Select all lines holding the word "object" from the entries that follow.

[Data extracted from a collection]
====
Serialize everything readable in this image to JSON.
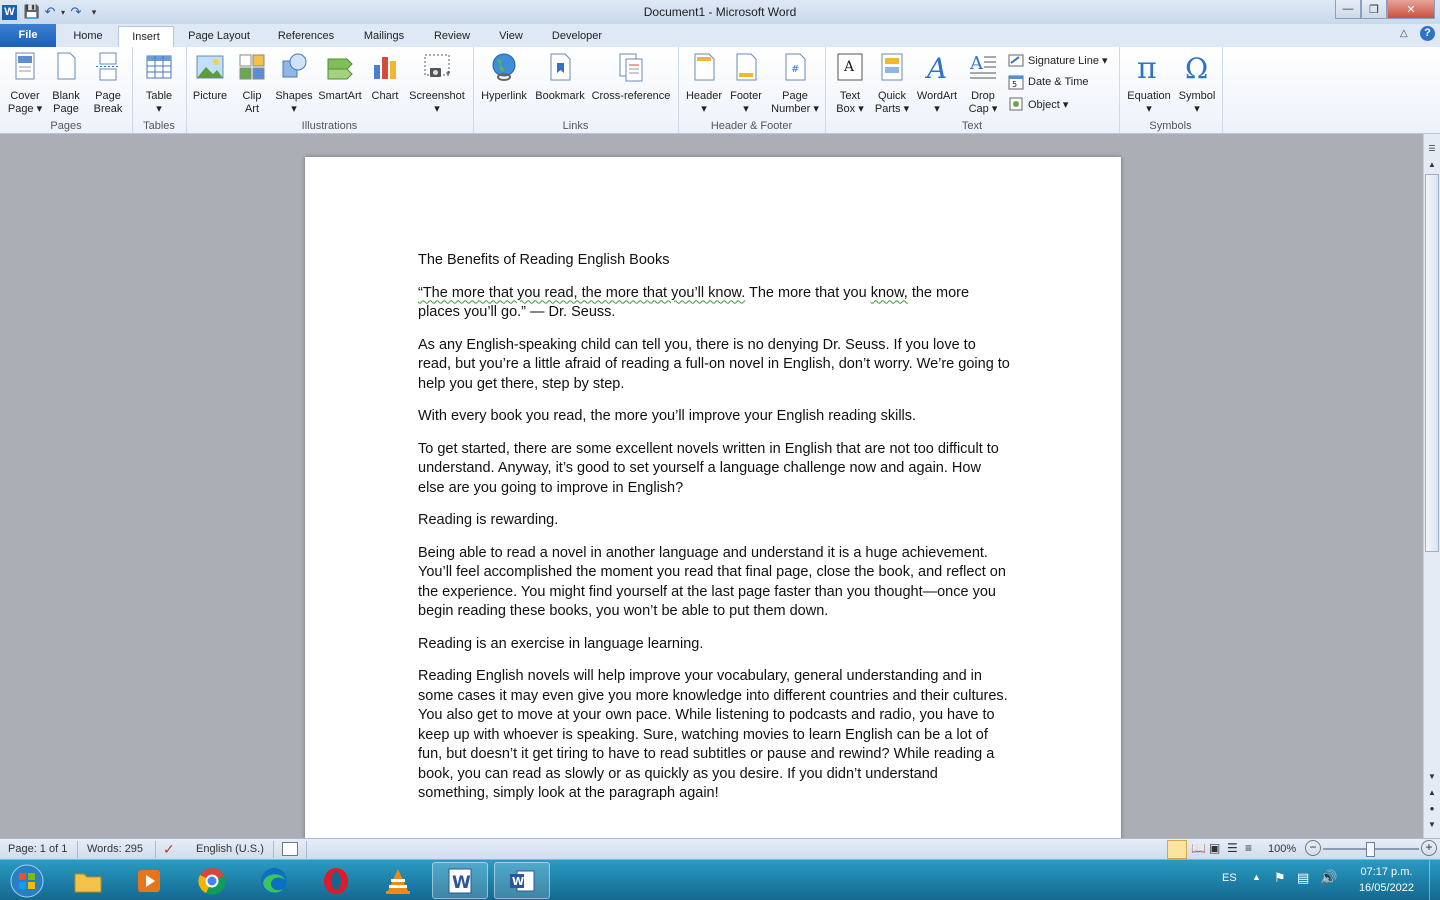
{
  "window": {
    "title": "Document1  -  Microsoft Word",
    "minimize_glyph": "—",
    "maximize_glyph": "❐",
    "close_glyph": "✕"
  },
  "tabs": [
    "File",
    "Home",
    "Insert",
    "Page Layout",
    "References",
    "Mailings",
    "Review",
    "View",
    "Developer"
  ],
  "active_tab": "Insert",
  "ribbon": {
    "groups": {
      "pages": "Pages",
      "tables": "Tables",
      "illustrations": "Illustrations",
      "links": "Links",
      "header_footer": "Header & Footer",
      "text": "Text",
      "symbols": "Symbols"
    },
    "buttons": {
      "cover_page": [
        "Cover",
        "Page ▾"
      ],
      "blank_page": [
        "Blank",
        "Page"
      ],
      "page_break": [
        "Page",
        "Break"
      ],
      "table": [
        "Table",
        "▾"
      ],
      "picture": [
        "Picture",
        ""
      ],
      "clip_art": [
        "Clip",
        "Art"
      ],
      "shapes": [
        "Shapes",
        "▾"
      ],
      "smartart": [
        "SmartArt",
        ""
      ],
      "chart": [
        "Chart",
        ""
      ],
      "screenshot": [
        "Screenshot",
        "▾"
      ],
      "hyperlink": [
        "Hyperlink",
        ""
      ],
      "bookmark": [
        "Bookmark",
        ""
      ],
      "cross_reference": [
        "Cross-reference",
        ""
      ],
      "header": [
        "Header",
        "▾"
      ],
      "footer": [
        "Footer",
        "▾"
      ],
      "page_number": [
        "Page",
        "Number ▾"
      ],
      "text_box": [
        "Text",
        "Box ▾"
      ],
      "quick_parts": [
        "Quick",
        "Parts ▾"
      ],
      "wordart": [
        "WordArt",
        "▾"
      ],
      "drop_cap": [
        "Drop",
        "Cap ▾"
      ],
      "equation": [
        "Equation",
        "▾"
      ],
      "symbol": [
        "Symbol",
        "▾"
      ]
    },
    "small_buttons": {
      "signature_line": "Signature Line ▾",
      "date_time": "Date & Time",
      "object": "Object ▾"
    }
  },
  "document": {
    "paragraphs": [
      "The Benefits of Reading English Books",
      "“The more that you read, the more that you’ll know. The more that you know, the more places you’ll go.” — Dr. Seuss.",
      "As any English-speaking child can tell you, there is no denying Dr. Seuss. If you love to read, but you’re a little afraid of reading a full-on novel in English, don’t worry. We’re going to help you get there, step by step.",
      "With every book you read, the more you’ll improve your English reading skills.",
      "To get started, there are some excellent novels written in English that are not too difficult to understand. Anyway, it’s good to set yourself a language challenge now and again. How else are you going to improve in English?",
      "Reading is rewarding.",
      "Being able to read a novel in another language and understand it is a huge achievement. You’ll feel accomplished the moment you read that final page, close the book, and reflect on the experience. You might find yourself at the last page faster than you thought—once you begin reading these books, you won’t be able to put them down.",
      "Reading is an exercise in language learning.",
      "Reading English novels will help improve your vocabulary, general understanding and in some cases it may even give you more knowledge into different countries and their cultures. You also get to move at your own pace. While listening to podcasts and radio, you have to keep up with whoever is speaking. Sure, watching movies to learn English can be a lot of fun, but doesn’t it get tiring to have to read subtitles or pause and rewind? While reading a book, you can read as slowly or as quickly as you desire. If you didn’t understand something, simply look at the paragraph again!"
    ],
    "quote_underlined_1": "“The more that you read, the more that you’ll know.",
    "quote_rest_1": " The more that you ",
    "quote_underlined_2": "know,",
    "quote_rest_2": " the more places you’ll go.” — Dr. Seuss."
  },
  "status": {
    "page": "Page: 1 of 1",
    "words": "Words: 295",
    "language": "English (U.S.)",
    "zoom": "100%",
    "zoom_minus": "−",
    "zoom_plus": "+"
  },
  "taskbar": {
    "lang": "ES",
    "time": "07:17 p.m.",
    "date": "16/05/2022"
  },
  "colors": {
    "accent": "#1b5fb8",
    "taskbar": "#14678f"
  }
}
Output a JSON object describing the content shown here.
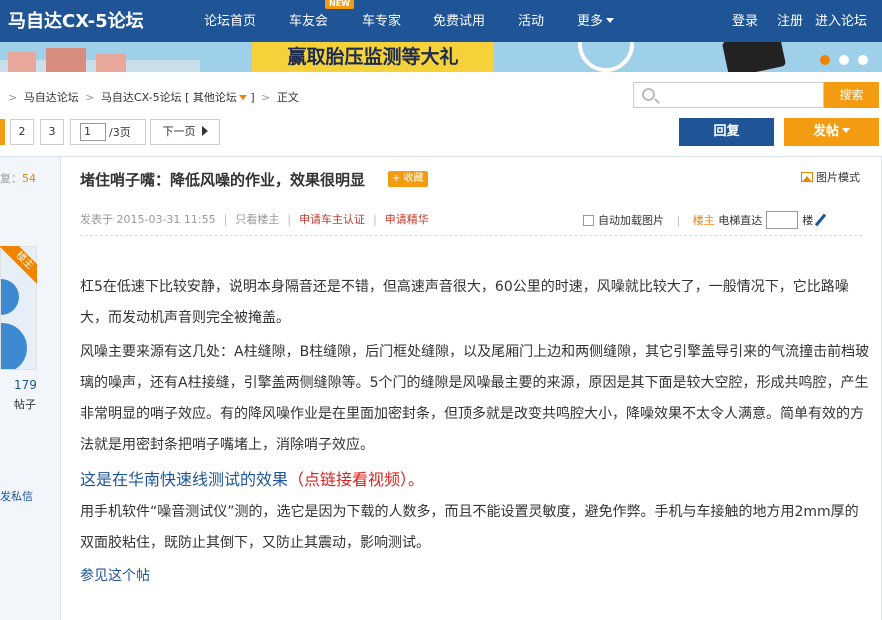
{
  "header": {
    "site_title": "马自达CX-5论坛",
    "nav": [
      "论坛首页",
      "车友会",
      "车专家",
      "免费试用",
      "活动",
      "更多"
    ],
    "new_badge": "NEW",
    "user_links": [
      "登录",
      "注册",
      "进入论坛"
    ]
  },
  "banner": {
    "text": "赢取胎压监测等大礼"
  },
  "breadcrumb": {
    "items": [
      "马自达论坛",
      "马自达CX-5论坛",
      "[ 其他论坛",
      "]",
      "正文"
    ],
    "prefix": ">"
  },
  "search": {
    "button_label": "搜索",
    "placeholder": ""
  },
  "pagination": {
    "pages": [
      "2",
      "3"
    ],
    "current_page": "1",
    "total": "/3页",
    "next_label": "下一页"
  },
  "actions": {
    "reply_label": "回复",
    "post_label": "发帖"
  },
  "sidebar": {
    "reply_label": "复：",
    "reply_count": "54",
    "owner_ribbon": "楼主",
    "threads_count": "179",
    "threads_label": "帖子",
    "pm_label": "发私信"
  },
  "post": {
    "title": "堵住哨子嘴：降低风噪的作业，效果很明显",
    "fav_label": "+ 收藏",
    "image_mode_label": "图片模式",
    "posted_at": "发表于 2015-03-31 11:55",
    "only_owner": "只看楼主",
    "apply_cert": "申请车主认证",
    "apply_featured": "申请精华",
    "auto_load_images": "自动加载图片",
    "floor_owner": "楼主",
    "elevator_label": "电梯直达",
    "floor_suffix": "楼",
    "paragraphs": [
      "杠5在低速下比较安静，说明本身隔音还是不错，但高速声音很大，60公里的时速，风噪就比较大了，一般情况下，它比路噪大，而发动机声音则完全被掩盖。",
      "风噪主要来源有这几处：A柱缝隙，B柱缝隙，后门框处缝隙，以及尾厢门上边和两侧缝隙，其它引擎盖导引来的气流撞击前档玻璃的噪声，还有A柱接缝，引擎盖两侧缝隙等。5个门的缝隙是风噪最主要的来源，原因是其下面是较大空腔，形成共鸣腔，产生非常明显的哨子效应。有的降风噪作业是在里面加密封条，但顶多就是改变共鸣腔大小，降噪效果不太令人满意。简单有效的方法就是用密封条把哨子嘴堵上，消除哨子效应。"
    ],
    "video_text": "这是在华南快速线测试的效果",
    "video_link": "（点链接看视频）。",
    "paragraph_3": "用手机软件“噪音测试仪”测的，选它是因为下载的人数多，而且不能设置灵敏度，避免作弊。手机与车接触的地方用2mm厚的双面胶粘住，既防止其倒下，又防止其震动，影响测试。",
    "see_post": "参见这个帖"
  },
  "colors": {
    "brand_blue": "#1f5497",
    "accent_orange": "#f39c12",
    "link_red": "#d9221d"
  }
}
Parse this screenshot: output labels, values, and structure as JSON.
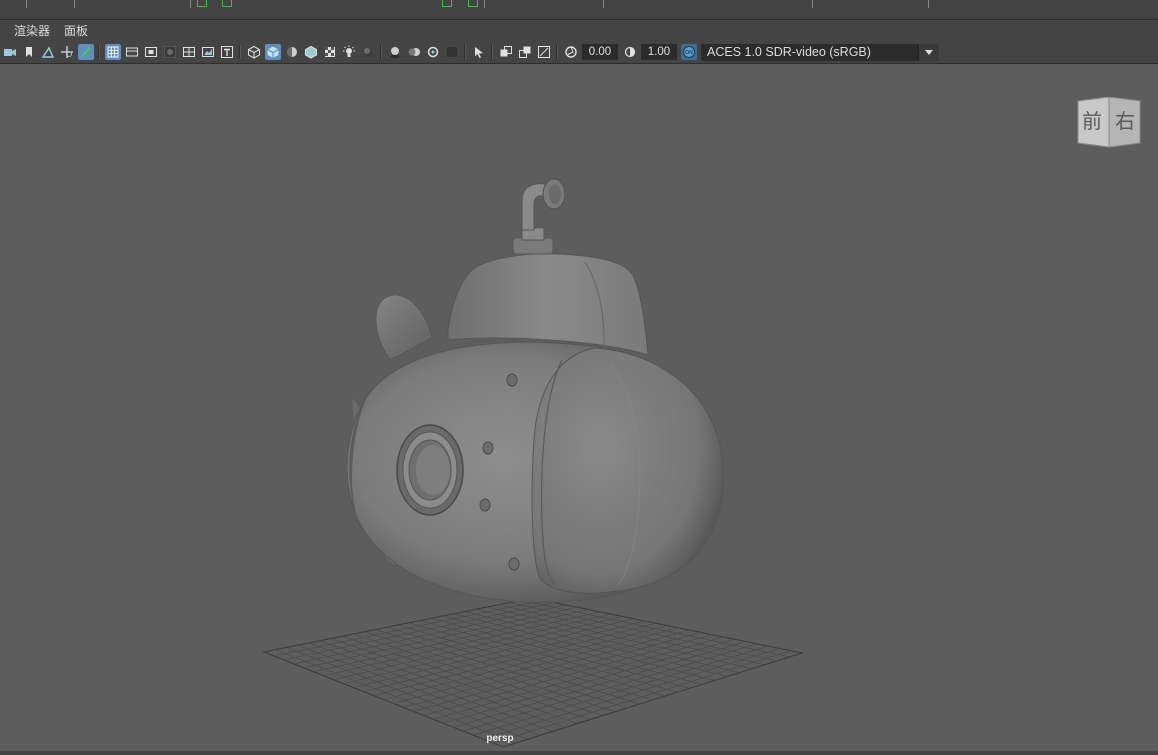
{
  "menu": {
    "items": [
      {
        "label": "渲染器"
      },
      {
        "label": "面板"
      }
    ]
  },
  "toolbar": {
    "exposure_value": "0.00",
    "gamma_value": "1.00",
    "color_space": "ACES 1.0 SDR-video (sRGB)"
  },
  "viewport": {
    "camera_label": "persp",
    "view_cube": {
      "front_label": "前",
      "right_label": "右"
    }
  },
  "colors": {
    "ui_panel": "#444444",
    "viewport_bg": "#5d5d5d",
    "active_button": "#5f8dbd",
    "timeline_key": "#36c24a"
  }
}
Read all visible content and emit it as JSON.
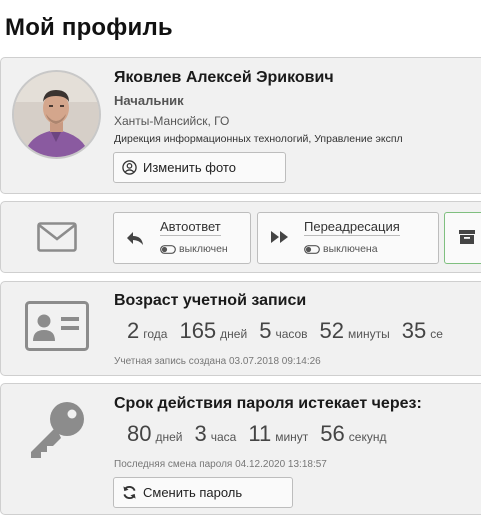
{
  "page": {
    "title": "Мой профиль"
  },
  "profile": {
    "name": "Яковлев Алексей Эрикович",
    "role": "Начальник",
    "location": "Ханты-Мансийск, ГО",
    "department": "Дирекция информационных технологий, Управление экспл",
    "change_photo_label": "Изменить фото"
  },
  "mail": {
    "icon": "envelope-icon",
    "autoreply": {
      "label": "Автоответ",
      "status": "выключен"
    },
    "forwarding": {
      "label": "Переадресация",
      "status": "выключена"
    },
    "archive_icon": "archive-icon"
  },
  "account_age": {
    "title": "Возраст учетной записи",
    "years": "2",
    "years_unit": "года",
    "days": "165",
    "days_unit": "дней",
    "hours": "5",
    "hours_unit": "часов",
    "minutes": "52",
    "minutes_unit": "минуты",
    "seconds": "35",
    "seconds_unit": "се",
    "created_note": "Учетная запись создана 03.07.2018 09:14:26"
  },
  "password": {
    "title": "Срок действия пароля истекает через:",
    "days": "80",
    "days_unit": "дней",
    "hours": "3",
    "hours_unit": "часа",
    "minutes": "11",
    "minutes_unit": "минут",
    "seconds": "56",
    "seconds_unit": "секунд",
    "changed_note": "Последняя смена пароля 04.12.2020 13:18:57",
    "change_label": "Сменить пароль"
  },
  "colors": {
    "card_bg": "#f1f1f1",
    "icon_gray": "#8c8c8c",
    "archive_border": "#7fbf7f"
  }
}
====
Task response:
      "object": "Object ▾"
Output a JSON object describing the content shown here.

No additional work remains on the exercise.